--- START Supplied entries ---

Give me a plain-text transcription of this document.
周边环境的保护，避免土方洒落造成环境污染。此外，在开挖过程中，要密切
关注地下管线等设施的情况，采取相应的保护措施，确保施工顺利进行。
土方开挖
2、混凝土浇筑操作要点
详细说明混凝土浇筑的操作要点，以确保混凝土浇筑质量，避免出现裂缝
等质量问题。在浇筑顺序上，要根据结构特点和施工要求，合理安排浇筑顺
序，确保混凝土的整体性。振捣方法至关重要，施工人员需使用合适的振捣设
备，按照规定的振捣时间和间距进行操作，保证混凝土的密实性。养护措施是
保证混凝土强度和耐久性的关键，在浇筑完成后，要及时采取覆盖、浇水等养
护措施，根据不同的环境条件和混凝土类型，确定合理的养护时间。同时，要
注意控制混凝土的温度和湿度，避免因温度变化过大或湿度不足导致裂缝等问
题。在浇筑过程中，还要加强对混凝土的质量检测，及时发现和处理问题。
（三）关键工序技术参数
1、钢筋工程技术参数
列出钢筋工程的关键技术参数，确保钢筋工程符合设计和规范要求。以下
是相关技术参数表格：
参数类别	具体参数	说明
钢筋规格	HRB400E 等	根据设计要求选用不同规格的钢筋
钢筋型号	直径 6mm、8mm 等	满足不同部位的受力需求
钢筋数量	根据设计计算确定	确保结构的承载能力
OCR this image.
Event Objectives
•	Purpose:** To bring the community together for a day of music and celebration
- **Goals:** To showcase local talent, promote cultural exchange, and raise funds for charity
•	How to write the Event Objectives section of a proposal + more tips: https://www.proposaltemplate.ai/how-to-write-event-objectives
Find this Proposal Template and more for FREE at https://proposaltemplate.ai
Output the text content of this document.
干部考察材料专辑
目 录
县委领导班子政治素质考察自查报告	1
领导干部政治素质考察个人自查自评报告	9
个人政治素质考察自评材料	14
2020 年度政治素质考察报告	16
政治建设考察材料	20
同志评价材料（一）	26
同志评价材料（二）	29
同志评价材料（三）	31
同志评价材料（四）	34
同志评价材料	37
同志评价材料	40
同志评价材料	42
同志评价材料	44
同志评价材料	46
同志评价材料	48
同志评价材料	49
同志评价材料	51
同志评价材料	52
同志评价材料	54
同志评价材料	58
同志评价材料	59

--- END Supplied entries ---

:: Do this ::
Copy out each record from above, exactly.

:: The result ::
Give me a plain-text transcription of this document.
周边环境的保护，避免土方洒落造成环境污染。此外，在开挖过程中，要密切
关注地下管线等设施的情况，采取相应的保护措施，确保施工顺利进行。
土方开挖
2、混凝土浇筑操作要点
详细说明混凝土浇筑的操作要点，以确保混凝土浇筑质量，避免出现裂缝
等质量问题。在浇筑顺序上，要根据结构特点和施工要求，合理安排浇筑顺
序，确保混凝土的整体性。振捣方法至关重要，施工人员需使用合适的振捣设
备，按照规定的振捣时间和间距进行操作，保证混凝土的密实性。养护措施是
保证混凝土强度和耐久性的关键，在浇筑完成后，要及时采取覆盖、浇水等养
护措施，根据不同的环境条件和混凝土类型，确定合理的养护时间。同时，要
注意控制混凝土的温度和湿度，避免因温度变化过大或湿度不足导致裂缝等问
题。在浇筑过程中，还要加强对混凝土的质量检测，及时发现和处理问题。
（三）关键工序技术参数
1、钢筋工程技术参数
列出钢筋工程的关键技术参数，确保钢筋工程符合设计和规范要求。以下
是相关技术参数表格：
参数类别	具体参数	说明
钢筋规格	HRB400E 等	根据设计要求选用不同规格的钢筋
钢筋型号	直径 6mm、8mm 等	满足不同部位的受力需求
钢筋数量	根据设计计算确定	确保结构的承载能力
OCR this image.
Event Objectives
•	Purpose:** To bring the community together for a day of music and celebration
- **Goals:** To showcase local talent, promote cultural exchange, and raise funds for charity
•	How to write the Event Objectives section of a proposal + more tips: https://www.proposaltemplate.ai/how-to-write-event-objectives
Find this Proposal Template and more for FREE at https://proposaltemplate.ai
Output the text content of this document.
干部考察材料专辑
目 录
县委领导班子政治素质考察自查报告	1
领导干部政治素质考察个人自查自评报告	9
个人政治素质考察自评材料	14
2020 年度政治素质考察报告	16
政治建设考察材料	20
同志评价材料（一）	26
同志评价材料（二）	29
同志评价材料（三）	31
同志评价材料（四）	34
同志评价材料	37
同志评价材料	40
同志评价材料	42
同志评价材料	44
同志评价材料	46
同志评价材料	48
同志评价材料	49
同志评价材料	51
同志评价材料	52
同志评价材料	54
同志评价材料	58
同志评价材料	59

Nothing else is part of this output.